--- INPUT MATERIAL ---
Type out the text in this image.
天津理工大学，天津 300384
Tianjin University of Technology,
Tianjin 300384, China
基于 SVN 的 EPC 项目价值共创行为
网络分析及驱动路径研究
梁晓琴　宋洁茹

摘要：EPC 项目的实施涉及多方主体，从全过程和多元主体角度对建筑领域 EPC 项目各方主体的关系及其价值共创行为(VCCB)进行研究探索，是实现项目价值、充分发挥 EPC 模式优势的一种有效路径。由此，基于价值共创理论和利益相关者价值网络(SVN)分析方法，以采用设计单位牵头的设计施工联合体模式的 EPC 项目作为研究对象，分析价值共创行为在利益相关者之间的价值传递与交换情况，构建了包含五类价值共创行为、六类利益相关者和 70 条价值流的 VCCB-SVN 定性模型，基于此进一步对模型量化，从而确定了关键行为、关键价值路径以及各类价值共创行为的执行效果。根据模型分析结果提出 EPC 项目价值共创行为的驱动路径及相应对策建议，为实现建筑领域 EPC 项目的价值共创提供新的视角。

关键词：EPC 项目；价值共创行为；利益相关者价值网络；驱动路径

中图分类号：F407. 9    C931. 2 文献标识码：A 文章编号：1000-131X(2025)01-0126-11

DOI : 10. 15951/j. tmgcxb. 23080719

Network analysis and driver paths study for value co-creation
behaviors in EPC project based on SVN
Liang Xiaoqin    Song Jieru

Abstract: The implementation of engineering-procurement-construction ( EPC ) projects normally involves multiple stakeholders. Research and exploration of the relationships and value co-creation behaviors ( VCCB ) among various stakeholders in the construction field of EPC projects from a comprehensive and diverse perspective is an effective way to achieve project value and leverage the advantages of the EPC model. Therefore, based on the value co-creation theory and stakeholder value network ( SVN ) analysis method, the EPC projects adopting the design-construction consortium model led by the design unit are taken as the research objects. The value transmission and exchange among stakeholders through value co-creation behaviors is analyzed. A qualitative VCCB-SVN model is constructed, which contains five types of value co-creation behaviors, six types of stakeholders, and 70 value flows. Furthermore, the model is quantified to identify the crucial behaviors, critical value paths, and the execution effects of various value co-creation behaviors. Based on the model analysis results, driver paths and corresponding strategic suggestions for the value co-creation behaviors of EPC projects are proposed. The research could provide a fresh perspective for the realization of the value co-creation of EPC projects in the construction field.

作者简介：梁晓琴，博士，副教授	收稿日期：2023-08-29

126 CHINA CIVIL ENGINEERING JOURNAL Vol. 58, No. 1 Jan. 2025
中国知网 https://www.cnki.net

--- AIM ---
Copy each line that contains the word "driver".

--- SOLUTION FOR THIS TASK ---
Network analysis and driver paths study for value co-creation
Abstract: The implementation of engineering-procurement-construction ( EPC ) projects normally involves multiple stakeholders. Research and exploration of the relationships and value co-creation behaviors ( VCCB ) among various stakeholders in the construction field of EPC projects from a comprehensive and diverse perspective is an effective way to achieve project value and leverage the advantages of the EPC model. Therefore, based on the value co-creation theory and stakeholder value network ( SVN ) analysis method, the EPC projects adopting the design-construction consortium model led by the design unit are taken as the research objects. The value transmission and exchange among stakeholders through value co-creation behaviors is analyzed. A qualitative VCCB-SVN model is constructed, which contains five types of value co-creation behaviors, six types of stakeholders, and 70 value flows. Furthermore, the model is quantified to identify the crucial behaviors, critical value paths, and the execution effects of various value co-creation behaviors. Based on the model analysis results, driver paths and corresponding strategic suggestions for the value co-creation behaviors of EPC projects are proposed. The research could provide a fresh perspective for the realization of the value co-creation of EPC projects in the construction field.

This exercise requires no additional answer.